▸ Short exercise: Please output the lines shown below exactly as they appear.

#### Excerpted data ####

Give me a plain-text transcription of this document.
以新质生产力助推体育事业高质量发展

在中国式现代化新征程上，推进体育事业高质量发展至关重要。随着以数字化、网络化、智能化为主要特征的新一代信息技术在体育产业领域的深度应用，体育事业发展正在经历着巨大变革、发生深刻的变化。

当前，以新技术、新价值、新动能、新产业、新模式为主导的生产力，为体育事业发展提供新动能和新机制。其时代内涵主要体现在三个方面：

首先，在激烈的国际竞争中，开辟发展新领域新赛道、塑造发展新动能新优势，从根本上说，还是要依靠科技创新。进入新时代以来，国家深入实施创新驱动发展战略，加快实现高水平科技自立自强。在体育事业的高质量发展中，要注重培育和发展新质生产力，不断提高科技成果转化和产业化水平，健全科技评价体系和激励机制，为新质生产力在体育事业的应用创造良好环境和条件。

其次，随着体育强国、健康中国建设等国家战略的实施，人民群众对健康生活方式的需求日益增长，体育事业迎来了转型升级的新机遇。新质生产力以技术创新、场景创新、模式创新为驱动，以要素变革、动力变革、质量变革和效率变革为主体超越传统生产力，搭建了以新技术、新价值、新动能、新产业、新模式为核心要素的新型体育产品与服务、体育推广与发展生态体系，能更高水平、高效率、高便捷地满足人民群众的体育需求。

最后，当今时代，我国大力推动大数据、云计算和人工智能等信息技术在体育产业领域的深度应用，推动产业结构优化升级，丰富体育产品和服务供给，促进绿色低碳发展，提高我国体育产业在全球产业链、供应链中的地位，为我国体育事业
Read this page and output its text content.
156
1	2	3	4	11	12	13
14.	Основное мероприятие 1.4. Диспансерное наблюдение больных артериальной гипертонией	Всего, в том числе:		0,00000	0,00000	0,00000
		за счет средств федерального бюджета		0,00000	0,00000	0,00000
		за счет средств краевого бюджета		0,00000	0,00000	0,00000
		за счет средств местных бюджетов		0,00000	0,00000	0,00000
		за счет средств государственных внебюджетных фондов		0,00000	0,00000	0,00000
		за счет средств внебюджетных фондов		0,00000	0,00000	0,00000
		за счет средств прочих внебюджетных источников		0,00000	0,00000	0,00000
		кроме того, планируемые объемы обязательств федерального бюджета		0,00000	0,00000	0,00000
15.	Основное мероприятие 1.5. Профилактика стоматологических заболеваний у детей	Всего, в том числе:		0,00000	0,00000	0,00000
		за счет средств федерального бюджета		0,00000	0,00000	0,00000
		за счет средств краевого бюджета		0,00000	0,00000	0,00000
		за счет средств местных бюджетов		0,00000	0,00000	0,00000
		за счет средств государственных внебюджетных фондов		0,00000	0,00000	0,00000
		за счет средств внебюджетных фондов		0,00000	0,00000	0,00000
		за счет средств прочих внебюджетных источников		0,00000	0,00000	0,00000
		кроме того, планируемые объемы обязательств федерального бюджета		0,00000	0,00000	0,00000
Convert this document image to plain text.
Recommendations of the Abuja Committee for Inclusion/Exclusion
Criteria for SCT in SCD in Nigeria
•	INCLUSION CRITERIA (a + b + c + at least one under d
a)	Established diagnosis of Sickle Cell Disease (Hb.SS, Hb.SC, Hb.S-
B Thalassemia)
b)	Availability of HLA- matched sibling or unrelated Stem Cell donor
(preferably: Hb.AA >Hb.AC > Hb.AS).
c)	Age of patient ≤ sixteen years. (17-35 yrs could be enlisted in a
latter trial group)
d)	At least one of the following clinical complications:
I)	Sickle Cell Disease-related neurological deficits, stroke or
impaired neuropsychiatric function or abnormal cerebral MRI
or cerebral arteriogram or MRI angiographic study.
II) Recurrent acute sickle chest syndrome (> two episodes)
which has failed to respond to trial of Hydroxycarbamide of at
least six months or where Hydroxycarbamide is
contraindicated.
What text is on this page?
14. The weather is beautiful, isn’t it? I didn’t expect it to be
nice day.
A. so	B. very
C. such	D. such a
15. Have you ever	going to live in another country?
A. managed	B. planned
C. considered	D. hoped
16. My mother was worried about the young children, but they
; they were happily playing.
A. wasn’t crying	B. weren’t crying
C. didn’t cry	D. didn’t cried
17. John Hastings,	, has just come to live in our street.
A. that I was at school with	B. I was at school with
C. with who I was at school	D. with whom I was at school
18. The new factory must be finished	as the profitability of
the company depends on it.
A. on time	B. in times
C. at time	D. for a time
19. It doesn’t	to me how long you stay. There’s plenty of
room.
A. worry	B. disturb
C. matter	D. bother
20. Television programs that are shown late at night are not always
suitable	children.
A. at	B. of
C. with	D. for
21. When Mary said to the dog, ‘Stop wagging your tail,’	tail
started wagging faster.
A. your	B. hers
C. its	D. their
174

####

▸ Right answer:
Give me a plain-text transcription of this document.
以新质生产力助推体育事业高质量发展

在中国式现代化新征程上，推进体育事业高质量发展至关重要。随着以数字化、网络化、智能化为主要特征的新一代信息技术在体育产业领域的深度应用，体育事业发展正在经历着巨大变革、发生深刻的变化。

当前，以新技术、新价值、新动能、新产业、新模式为主导的生产力，为体育事业发展提供新动能和新机制。其时代内涵主要体现在三个方面：

首先，在激烈的国际竞争中，开辟发展新领域新赛道、塑造发展新动能新优势，从根本上说，还是要依靠科技创新。进入新时代以来，国家深入实施创新驱动发展战略，加快实现高水平科技自立自强。在体育事业的高质量发展中，要注重培育和发展新质生产力，不断提高科技成果转化和产业化水平，健全科技评价体系和激励机制，为新质生产力在体育事业的应用创造良好环境和条件。

其次，随着体育强国、健康中国建设等国家战略的实施，人民群众对健康生活方式的需求日益增长，体育事业迎来了转型升级的新机遇。新质生产力以技术创新、场景创新、模式创新为驱动，以要素变革、动力变革、质量变革和效率变革为主体超越传统生产力，搭建了以新技术、新价值、新动能、新产业、新模式为核心要素的新型体育产品与服务、体育推广与发展生态体系，能更高水平、高效率、高便捷地满足人民群众的体育需求。

最后，当今时代，我国大力推动大数据、云计算和人工智能等信息技术在体育产业领域的深度应用，推动产业结构优化升级，丰富体育产品和服务供给，促进绿色低碳发展，提高我国体育产业在全球产业链、供应链中的地位，为我国体育事业
Read this page and output its text content.
156
1	2	3	4	11	12	13
14.	Основное мероприятие 1.4. Диспансерное наблюдение больных артериальной гипертонией	Всего, в том числе:		0,00000	0,00000	0,00000
		за счет средств федерального бюджета		0,00000	0,00000	0,00000
		за счет средств краевого бюджета		0,00000	0,00000	0,00000
		за счет средств местных бюджетов		0,00000	0,00000	0,00000
		за счет средств государственных внебюджетных фондов		0,00000	0,00000	0,00000
		за счет средств внебюджетных фондов		0,00000	0,00000	0,00000
		за счет средств прочих внебюджетных источников		0,00000	0,00000	0,00000
		кроме того, планируемые объемы обязательств федерального бюджета		0,00000	0,00000	0,00000
15.	Основное мероприятие 1.5. Профилактика стоматологических заболеваний у детей	Всего, в том числе:		0,00000	0,00000	0,00000
		за счет средств федерального бюджета		0,00000	0,00000	0,00000
		за счет средств краевого бюджета		0,00000	0,00000	0,00000
		за счет средств местных бюджетов		0,00000	0,00000	0,00000
		за счет средств государственных внебюджетных фондов		0,00000	0,00000	0,00000
		за счет средств внебюджетных фондов		0,00000	0,00000	0,00000
		за счет средств прочих внебюджетных источников		0,00000	0,00000	0,00000
		кроме того, планируемые объемы обязательств федерального бюджета		0,00000	0,00000	0,00000
Convert this document image to plain text.
Recommendations of the Abuja Committee for Inclusion/Exclusion
Criteria for SCT in SCD in Nigeria
•	INCLUSION CRITERIA (a + b + c + at least one under d
a)	Established diagnosis of Sickle Cell Disease (Hb.SS, Hb.SC, Hb.S-
B Thalassemia)
b)	Availability of HLA- matched sibling or unrelated Stem Cell donor
(preferably: Hb.AA >Hb.AC > Hb.AS).
c)	Age of patient ≤ sixteen years. (17-35 yrs could be enlisted in a
latter trial group)
d)	At least one of the following clinical complications:
I)	Sickle Cell Disease-related neurological deficits, stroke or
impaired neuropsychiatric function or abnormal cerebral MRI
or cerebral arteriogram or MRI angiographic study.
II) Recurrent acute sickle chest syndrome (> two episodes)
which has failed to respond to trial of Hydroxycarbamide of at
least six months or where Hydroxycarbamide is
contraindicated.
What text is on this page?
14. The weather is beautiful, isn’t it? I didn’t expect it to be
nice day.
A. so	B. very
C. such	D. such a
15. Have you ever	going to live in another country?
A. managed	B. planned
C. considered	D. hoped
16. My mother was worried about the young children, but they
; they were happily playing.
A. wasn’t crying	B. weren’t crying
C. didn’t cry	D. didn’t cried
17. John Hastings,	, has just come to live in our street.
A. that I was at school with	B. I was at school with
C. with who I was at school	D. with whom I was at school
18. The new factory must be finished	as the profitability of
the company depends on it.
A. on time	B. in times
C. at time	D. for a time
19. It doesn’t	to me how long you stay. There’s plenty of
room.
A. worry	B. disturb
C. matter	D. bother
20. Television programs that are shown late at night are not always
suitable	children.
A. at	B. of
C. with	D. for
21. When Mary said to the dog, ‘Stop wagging your tail,’	tail
started wagging faster.
A. your	B. hers
C. its	D. their
174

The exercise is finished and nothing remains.